▸ WORK TO DO: Answer with one number: how many lines hold the string "tasolla".

***

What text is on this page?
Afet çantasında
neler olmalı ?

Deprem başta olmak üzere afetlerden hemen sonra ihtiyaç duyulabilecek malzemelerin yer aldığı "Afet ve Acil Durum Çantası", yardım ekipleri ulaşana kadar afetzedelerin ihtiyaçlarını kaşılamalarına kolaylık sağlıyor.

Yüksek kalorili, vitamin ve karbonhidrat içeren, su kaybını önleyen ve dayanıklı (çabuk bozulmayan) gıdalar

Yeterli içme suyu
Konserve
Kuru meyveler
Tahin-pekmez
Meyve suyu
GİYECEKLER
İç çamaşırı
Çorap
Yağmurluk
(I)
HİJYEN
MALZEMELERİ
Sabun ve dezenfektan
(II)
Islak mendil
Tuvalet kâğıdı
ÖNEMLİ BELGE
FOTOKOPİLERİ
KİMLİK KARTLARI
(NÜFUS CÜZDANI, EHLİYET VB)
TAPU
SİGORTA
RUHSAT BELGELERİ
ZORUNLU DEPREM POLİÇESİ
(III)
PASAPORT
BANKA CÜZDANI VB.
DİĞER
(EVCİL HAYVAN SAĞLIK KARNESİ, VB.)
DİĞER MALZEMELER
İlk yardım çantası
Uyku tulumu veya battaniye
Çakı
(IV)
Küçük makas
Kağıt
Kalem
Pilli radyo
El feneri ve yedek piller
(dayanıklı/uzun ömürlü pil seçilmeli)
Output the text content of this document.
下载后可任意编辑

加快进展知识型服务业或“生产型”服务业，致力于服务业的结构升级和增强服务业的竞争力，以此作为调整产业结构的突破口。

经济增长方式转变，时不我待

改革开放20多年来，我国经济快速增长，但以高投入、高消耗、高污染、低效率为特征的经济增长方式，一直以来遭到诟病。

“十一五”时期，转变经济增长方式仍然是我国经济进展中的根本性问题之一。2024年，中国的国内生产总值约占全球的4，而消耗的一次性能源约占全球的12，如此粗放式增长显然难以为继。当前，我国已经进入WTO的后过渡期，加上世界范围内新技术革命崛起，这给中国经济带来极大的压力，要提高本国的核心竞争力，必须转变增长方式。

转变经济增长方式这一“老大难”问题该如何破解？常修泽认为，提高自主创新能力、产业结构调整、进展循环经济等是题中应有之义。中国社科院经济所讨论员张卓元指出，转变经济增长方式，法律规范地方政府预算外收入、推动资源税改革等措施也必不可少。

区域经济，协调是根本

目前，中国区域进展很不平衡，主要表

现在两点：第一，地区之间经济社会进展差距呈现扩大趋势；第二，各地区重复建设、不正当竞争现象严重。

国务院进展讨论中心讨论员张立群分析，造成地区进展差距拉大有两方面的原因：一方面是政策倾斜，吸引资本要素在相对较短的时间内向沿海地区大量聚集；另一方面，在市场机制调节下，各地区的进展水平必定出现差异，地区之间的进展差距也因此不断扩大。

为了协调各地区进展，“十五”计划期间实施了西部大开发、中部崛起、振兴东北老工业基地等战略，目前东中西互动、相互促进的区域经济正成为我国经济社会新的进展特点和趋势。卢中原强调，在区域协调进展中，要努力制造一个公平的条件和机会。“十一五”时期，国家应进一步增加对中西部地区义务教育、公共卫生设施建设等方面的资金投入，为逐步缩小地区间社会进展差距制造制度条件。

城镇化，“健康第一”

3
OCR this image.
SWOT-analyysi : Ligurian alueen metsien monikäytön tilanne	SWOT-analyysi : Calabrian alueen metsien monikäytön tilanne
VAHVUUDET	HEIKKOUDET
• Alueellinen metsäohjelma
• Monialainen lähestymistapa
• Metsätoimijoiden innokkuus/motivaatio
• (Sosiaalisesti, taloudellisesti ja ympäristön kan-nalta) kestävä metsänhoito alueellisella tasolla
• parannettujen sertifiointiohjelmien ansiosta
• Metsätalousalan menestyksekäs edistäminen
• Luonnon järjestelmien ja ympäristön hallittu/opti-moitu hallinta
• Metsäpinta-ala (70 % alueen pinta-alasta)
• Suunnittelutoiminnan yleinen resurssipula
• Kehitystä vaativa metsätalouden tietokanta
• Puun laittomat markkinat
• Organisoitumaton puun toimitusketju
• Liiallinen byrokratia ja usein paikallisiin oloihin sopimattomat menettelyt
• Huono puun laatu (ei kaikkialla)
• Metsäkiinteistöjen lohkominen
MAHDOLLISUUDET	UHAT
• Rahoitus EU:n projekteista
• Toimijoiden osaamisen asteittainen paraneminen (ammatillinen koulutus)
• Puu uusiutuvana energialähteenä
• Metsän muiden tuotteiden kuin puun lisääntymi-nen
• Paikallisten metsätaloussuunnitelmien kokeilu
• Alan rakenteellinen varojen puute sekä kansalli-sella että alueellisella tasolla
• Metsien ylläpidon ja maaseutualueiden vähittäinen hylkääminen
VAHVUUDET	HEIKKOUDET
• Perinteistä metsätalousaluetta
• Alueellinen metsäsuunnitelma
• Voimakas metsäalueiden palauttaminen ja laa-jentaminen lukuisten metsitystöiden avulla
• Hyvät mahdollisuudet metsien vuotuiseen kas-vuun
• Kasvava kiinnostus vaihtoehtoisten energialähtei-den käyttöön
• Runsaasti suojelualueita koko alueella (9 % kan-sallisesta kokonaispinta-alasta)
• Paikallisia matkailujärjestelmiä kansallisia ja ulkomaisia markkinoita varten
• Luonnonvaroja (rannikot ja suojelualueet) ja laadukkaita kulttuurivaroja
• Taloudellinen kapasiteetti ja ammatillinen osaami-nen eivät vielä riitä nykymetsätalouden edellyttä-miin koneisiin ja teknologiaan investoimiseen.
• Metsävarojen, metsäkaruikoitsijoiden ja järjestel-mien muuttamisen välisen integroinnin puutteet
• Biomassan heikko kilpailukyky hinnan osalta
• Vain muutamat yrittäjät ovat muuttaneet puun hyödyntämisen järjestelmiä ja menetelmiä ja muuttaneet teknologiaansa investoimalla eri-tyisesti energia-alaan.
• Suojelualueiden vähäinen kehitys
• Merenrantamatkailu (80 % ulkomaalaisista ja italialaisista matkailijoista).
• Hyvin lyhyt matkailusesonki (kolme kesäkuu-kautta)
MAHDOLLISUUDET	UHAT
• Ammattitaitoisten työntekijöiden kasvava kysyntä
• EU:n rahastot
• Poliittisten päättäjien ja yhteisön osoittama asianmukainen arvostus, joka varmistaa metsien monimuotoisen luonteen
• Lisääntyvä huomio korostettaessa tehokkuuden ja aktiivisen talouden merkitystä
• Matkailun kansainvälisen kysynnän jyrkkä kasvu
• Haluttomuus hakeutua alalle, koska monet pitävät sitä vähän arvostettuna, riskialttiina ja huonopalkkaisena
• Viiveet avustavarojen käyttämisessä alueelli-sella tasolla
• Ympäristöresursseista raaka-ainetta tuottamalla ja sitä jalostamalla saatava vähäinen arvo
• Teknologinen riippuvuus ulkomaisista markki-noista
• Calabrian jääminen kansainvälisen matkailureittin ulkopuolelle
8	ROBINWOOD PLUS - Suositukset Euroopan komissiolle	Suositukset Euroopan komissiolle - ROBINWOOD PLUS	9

***

▸ SOLUTION TO THE EXERCISE: 3